— begin MATERIAL —

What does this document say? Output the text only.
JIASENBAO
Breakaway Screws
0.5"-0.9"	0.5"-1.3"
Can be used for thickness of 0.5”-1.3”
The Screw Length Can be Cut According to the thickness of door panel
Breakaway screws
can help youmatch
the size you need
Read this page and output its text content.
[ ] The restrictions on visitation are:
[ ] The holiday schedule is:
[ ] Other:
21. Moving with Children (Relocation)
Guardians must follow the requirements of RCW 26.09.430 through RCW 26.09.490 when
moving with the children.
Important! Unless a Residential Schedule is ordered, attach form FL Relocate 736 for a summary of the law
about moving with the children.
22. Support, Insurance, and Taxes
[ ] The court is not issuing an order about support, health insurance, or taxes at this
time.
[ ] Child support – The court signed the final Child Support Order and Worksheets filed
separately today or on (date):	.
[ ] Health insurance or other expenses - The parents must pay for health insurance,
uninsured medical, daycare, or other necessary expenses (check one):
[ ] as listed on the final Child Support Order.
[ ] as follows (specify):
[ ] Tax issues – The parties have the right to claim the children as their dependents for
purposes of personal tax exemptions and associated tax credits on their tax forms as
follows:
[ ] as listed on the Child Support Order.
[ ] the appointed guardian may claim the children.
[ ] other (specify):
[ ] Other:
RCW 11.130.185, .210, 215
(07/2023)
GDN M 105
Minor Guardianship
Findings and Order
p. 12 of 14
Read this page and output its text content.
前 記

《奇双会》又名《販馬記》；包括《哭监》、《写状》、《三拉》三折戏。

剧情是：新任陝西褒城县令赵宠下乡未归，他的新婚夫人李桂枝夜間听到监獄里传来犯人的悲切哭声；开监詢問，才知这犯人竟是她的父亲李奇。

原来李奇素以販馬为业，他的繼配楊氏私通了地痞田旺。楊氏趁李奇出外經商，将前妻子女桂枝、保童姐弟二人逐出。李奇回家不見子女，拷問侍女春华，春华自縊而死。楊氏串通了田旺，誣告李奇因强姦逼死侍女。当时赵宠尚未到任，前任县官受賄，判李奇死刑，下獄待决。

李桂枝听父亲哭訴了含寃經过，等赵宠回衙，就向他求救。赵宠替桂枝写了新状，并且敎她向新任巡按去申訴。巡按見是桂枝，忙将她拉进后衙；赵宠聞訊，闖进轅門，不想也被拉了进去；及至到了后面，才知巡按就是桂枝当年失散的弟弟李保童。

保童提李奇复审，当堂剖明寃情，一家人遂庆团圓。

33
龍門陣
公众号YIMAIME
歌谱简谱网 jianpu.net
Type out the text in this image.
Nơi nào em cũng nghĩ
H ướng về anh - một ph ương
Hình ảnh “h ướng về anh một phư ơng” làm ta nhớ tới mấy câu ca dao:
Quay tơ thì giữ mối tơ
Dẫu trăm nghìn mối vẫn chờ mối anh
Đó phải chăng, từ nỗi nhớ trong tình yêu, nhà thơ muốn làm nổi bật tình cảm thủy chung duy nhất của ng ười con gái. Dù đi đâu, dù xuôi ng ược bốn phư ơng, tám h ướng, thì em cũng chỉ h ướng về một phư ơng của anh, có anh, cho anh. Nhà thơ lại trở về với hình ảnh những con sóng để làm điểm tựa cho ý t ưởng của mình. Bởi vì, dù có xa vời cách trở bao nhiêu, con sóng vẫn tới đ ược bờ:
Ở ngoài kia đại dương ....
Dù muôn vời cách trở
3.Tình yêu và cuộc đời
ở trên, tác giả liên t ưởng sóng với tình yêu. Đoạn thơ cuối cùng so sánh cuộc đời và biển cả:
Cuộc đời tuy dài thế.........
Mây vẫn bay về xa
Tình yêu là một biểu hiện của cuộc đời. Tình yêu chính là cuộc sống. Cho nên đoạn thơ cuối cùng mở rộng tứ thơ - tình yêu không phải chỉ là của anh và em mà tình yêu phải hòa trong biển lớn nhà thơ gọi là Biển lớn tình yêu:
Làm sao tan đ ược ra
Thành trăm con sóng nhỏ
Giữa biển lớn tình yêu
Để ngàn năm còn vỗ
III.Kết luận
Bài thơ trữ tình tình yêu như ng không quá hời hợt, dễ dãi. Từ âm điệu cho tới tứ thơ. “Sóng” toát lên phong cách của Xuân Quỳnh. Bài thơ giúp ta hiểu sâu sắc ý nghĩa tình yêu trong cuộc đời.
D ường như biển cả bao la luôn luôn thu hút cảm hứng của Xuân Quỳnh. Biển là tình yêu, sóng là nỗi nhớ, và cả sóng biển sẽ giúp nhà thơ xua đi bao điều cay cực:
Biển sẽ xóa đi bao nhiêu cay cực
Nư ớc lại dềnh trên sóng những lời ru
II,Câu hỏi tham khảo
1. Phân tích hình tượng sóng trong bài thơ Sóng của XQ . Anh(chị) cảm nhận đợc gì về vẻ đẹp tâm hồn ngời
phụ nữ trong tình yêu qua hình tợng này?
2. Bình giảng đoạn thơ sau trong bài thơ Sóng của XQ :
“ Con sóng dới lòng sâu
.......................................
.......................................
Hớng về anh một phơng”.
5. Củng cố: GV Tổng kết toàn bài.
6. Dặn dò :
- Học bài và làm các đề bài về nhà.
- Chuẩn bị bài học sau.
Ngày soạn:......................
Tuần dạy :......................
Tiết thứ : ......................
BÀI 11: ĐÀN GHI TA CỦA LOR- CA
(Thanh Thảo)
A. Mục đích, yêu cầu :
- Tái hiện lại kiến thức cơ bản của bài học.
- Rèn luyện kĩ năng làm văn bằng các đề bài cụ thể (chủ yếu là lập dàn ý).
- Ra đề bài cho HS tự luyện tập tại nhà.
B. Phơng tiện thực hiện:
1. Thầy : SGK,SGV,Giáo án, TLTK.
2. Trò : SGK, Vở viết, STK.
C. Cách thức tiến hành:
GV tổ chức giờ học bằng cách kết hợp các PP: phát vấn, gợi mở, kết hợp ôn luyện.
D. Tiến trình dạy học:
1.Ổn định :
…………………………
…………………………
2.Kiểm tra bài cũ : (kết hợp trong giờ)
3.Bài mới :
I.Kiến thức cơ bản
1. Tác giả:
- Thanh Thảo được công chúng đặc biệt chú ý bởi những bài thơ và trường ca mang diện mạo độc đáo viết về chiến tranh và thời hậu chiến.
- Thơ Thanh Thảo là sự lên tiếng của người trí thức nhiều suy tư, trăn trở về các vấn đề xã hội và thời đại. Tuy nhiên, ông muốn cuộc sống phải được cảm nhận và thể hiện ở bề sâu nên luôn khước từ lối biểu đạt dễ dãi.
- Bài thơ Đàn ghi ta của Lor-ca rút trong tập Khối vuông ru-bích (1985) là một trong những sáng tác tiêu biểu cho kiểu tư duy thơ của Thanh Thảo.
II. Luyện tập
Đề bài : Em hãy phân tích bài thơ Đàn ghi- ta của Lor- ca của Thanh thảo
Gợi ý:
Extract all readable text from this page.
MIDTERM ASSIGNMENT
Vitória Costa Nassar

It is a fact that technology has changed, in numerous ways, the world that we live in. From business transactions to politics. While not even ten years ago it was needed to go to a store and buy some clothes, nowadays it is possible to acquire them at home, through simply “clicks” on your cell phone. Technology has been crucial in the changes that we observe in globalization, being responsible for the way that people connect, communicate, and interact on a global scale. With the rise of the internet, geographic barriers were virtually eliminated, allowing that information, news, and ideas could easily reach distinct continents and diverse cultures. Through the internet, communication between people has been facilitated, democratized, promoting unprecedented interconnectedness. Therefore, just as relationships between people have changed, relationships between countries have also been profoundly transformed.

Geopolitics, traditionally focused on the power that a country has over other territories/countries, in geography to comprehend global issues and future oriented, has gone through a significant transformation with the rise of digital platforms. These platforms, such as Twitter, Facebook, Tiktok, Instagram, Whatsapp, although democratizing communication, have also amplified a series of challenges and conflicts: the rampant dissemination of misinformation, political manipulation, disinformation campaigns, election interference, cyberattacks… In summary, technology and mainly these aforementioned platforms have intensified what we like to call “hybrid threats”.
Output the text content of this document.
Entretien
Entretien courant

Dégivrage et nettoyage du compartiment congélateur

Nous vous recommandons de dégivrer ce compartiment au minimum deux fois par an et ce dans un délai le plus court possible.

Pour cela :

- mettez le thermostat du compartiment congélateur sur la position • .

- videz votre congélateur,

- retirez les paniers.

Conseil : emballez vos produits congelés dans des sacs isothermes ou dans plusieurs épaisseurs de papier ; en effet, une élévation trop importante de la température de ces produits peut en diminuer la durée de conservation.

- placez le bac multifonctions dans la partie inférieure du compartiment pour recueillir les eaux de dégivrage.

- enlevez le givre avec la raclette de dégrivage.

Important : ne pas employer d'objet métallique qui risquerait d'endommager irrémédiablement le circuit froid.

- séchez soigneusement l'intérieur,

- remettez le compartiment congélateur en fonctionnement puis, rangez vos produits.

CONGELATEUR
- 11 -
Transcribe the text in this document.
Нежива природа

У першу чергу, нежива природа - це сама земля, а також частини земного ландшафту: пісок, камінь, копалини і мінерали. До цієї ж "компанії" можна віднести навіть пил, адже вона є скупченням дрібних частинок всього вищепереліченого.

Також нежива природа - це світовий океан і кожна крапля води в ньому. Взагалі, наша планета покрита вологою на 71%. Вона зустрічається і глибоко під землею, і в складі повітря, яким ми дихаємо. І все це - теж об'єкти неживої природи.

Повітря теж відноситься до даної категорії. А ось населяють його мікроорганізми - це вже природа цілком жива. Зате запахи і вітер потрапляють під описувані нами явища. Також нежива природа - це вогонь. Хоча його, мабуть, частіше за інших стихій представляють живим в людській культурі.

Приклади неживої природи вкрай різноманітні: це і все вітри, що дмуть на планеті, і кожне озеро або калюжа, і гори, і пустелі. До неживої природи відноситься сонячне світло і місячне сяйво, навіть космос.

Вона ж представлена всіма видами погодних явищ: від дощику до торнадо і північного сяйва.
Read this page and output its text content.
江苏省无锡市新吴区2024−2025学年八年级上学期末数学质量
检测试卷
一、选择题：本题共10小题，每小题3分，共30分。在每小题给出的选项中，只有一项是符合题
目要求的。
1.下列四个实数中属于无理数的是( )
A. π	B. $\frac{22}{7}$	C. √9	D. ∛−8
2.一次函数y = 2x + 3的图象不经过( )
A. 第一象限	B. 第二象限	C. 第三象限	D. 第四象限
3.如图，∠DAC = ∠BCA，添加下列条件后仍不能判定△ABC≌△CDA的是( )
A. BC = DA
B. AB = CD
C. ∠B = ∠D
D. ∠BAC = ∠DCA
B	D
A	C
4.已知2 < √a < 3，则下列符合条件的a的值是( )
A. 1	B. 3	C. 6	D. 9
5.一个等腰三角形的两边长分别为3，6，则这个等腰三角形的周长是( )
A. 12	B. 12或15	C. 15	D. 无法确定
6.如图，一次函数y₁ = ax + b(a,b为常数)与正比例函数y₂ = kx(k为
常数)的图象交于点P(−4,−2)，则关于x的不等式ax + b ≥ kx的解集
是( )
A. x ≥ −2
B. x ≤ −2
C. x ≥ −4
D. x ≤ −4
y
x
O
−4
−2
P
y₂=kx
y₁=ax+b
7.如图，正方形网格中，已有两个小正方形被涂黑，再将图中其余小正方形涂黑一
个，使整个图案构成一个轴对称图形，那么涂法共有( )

— end MATERIAL —

» **SET PROBLEM**: Each line that contains the string "nhiêu" counts once; say how many there are and nothing else.

» **RIGHT ANSWER**: 2